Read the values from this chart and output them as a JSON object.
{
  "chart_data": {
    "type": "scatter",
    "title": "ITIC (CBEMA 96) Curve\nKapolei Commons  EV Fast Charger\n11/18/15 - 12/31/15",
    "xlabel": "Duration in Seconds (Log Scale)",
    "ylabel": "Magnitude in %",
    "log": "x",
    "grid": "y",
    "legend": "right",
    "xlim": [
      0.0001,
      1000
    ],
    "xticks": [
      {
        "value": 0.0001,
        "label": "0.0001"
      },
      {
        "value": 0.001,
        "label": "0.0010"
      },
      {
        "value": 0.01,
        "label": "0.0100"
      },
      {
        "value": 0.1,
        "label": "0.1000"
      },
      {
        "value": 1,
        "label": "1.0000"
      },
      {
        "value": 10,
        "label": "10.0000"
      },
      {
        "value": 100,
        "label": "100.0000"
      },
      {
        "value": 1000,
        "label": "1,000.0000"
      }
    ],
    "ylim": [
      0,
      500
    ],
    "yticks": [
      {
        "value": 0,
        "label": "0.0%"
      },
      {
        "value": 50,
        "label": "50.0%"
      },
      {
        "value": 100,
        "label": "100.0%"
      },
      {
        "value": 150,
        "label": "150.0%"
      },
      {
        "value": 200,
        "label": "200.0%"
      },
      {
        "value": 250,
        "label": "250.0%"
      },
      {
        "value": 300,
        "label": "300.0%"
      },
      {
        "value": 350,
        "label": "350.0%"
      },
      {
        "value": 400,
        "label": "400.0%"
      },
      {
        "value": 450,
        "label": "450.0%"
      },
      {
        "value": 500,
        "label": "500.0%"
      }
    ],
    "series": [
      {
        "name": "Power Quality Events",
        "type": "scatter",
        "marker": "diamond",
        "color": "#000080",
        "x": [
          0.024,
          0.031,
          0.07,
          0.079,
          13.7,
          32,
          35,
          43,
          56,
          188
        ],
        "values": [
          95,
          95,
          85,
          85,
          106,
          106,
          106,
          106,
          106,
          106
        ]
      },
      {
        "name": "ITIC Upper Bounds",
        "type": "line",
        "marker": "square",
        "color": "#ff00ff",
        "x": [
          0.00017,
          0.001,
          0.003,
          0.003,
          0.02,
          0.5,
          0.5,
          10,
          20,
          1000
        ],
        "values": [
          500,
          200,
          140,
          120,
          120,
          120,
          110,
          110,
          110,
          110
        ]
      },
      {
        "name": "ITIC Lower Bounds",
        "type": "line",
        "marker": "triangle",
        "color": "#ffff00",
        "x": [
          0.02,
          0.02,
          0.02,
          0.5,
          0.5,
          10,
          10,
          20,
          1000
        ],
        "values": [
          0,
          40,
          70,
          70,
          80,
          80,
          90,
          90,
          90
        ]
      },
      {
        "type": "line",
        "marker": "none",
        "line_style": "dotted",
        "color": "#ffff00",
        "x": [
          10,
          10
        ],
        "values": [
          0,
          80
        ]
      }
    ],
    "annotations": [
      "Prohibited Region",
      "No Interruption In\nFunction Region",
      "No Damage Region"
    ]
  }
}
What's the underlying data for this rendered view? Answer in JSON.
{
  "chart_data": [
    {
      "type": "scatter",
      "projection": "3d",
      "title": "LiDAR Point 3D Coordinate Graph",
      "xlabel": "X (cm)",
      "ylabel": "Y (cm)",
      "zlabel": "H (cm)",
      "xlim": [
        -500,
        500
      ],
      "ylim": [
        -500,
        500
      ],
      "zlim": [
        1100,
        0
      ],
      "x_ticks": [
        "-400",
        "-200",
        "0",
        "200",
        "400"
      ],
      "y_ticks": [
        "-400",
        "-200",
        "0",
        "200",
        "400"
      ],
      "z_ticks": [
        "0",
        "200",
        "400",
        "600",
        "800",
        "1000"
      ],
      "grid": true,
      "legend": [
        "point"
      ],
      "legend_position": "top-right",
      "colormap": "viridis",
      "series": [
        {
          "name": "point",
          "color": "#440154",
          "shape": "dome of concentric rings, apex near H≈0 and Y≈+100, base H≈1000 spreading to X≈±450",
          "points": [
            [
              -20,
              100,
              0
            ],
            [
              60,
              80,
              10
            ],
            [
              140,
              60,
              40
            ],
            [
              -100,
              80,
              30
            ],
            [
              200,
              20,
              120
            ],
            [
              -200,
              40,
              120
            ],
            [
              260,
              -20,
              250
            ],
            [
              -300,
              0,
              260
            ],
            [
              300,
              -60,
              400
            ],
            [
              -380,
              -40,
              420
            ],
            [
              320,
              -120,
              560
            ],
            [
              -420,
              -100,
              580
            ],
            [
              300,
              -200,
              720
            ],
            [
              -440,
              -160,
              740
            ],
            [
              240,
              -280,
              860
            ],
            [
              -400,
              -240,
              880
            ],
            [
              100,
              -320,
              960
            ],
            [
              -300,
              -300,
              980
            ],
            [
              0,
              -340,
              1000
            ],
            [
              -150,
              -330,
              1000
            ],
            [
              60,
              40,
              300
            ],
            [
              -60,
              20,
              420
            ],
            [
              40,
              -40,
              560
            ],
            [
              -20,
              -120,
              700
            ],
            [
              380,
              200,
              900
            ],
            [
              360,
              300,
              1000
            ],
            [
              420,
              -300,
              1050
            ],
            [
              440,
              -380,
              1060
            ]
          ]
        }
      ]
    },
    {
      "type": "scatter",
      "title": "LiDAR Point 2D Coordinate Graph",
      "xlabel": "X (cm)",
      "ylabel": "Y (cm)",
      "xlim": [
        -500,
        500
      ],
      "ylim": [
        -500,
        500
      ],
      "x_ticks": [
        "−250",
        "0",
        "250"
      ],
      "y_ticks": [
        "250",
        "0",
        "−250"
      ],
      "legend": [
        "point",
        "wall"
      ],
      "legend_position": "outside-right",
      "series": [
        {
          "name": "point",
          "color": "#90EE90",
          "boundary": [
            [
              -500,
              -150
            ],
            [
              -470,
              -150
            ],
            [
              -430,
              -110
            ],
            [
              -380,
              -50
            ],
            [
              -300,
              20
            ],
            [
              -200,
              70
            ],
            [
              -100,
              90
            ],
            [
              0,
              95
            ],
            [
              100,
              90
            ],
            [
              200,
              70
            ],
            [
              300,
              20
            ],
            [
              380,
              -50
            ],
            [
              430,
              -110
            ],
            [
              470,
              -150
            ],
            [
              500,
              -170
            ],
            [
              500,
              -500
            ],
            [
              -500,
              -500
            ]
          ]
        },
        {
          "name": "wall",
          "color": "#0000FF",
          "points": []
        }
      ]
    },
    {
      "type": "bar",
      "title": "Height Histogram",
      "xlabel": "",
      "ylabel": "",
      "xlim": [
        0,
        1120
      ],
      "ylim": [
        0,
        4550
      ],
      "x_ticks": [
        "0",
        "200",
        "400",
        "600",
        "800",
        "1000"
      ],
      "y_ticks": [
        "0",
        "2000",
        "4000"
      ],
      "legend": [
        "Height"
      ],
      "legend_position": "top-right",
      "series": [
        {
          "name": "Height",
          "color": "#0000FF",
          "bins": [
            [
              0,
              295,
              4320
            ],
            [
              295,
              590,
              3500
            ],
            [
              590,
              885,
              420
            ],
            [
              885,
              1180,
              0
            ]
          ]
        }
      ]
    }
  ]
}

────────────────

Exercise brief: Generate an exact reproduction of all entries.

Output for this exercise:
Read the values from this chart and output them as a JSON object.
{
  "chart_data": {
    "type": "scatter",
    "title": "ITIC (CBEMA 96) Curve\nKapolei Commons  EV Fast Charger\n11/18/15 - 12/31/15",
    "xlabel": "Duration in Seconds (Log Scale)",
    "ylabel": "Magnitude in %",
    "log": "x",
    "grid": "y",
    "legend": "right",
    "xlim": [
      0.0001,
      1000
    ],
    "xticks": [
      {
        "value": 0.0001,
        "label": "0.0001"
      },
      {
        "value": 0.001,
        "label": "0.0010"
      },
      {
        "value": 0.01,
        "label": "0.0100"
      },
      {
        "value": 0.1,
        "label": "0.1000"
      },
      {
        "value": 1,
        "label": "1.0000"
      },
      {
        "value": 10,
        "label": "10.0000"
      },
      {
        "value": 100,
        "label": "100.0000"
      },
      {
        "value": 1000,
        "label": "1,000.0000"
      }
    ],
    "ylim": [
      0,
      500
    ],
    "yticks": [
      {
        "value": 0,
        "label": "0.0%"
      },
      {
        "value": 50,
        "label": "50.0%"
      },
      {
        "value": 100,
        "label": "100.0%"
      },
      {
        "value": 150,
        "label": "150.0%"
      },
      {
        "value": 200,
        "label": "200.0%"
      },
      {
        "value": 250,
        "label": "250.0%"
      },
      {
        "value": 300,
        "label": "300.0%"
      },
      {
        "value": 350,
        "label": "350.0%"
      },
      {
        "value": 400,
        "label": "400.0%"
      },
      {
        "value": 450,
        "label": "450.0%"
      },
      {
        "value": 500,
        "label": "500.0%"
      }
    ],
    "series": [
      {
        "name": "Power Quality Events",
        "type": "scatter",
        "marker": "diamond",
        "color": "#000080",
        "x": [
          0.024,
          0.031,
          0.07,
          0.079,
          13.7,
          32,
          35,
          43,
          56,
          188
        ],
        "values": [
          95,
          95,
          85,
          85,
          106,
          106,
          106,
          106,
          106,
          106
        ]
      },
      {
        "name": "ITIC Upper Bounds",
        "type": "line",
        "marker": "square",
        "color": "#ff00ff",
        "x": [
          0.00017,
          0.001,
          0.003,
          0.003,
          0.02,
          0.5,
          0.5,
          10,
          20,
          1000
        ],
        "values": [
          500,
          200,
          140,
          120,
          120,
          120,
          110,
          110,
          110,
          110
        ]
      },
      {
        "name": "ITIC Lower Bounds",
        "type": "line",
        "marker": "triangle",
        "color": "#ffff00",
        "x": [
          0.02,
          0.02,
          0.02,
          0.5,
          0.5,
          10,
          10,
          20,
          1000
        ],
        "values": [
          0,
          40,
          70,
          70,
          80,
          80,
          90,
          90,
          90
        ]
      },
      {
        "type": "line",
        "marker": "none",
        "line_style": "dotted",
        "color": "#ffff00",
        "x": [
          10,
          10
        ],
        "values": [
          0,
          80
        ]
      }
    ],
    "annotations": [
      "Prohibited Region",
      "No Interruption In\nFunction Region",
      "No Damage Region"
    ]
  }
}
What's the underlying data for this rendered view? Answer in JSON.
{
  "chart_data": [
    {
      "type": "scatter",
      "projection": "3d",
      "title": "LiDAR Point 3D Coordinate Graph",
      "xlabel": "X (cm)",
      "ylabel": "Y (cm)",
      "zlabel": "H (cm)",
      "xlim": [
        -500,
        500
      ],
      "ylim": [
        -500,
        500
      ],
      "zlim": [
        1100,
        0
      ],
      "x_ticks": [
        "-400",
        "-200",
        "0",
        "200",
        "400"
      ],
      "y_ticks": [
        "-400",
        "-200",
        "0",
        "200",
        "400"
      ],
      "z_ticks": [
        "0",
        "200",
        "400",
        "600",
        "800",
        "1000"
      ],
      "grid": true,
      "legend": [
        "point"
      ],
      "legend_position": "top-right",
      "colormap": "viridis",
      "series": [
        {
          "name": "point",
          "color": "#440154",
          "shape": "dome of concentric rings, apex near H≈0 and Y≈+100, base H≈1000 spreading to X≈±450",
          "points": [
            [
              -20,
              100,
              0
            ],
            [
              60,
              80,
              10
            ],
            [
              140,
              60,
              40
            ],
            [
              -100,
              80,
              30
            ],
            [
              200,
              20,
              120
            ],
            [
              -200,
              40,
              120
            ],
            [
              260,
              -20,
              250
            ],
            [
              -300,
              0,
              260
            ],
            [
              300,
              -60,
              400
            ],
            [
              -380,
              -40,
              420
            ],
            [
              320,
              -120,
              560
            ],
            [
              -420,
              -100,
              580
            ],
            [
              300,
              -200,
              720
            ],
            [
              -440,
              -160,
              740
            ],
            [
              240,
              -280,
              860
            ],
            [
              -400,
              -240,
              880
            ],
            [
              100,
              -320,
              960
            ],
            [
              -300,
              -300,
              980
            ],
            [
              0,
              -340,
              1000
            ],
            [
              -150,
              -330,
              1000
            ],
            [
              60,
              40,
              300
            ],
            [
              -60,
              20,
              420
            ],
            [
              40,
              -40,
              560
            ],
            [
              -20,
              -120,
              700
            ],
            [
              380,
              200,
              900
            ],
            [
              360,
              300,
              1000
            ],
            [
              420,
              -300,
              1050
            ],
            [
              440,
              -380,
              1060
            ]
          ]
        }
      ]
    },
    {
      "type": "scatter",
      "title": "LiDAR Point 2D Coordinate Graph",
      "xlabel": "X (cm)",
      "ylabel": "Y (cm)",
      "xlim": [
        -500,
        500
      ],
      "ylim": [
        -500,
        500
      ],
      "x_ticks": [
        "−250",
        "0",
        "250"
      ],
      "y_ticks": [
        "250",
        "0",
        "−250"
      ],
      "legend": [
        "point",
        "wall"
      ],
      "legend_position": "outside-right",
      "series": [
        {
          "name": "point",
          "color": "#90EE90",
          "boundary": [
            [
              -500,
              -150
            ],
            [
              -470,
              -150
            ],
            [
              -430,
              -110
            ],
            [
              -380,
              -50
            ],
            [
              -300,
              20
            ],
            [
              -200,
              70
            ],
            [
              -100,
              90
            ],
            [
              0,
              95
            ],
            [
              100,
              90
            ],
            [
              200,
              70
            ],
            [
              300,
              20
            ],
            [
              380,
              -50
            ],
            [
              430,
              -110
            ],
            [
              470,
              -150
            ],
            [
              500,
              -170
            ],
            [
              500,
              -500
            ],
            [
              -500,
              -500
            ]
          ]
        },
        {
          "name": "wall",
          "color": "#0000FF",
          "points": []
        }
      ]
    },
    {
      "type": "bar",
      "title": "Height Histogram",
      "xlabel": "",
      "ylabel": "",
      "xlim": [
        0,
        1120
      ],
      "ylim": [
        0,
        4550
      ],
      "x_ticks": [
        "0",
        "200",
        "400",
        "600",
        "800",
        "1000"
      ],
      "y_ticks": [
        "0",
        "2000",
        "4000"
      ],
      "legend": [
        "Height"
      ],
      "legend_position": "top-right",
      "series": [
        {
          "name": "Height",
          "color": "#0000FF",
          "bins": [
            [
              0,
              295,
              4320
            ],
            [
              295,
              590,
              3500
            ],
            [
              590,
              885,
              420
            ],
            [
              885,
              1180,
              0
            ]
          ]
        }
      ]
    }
  ]
}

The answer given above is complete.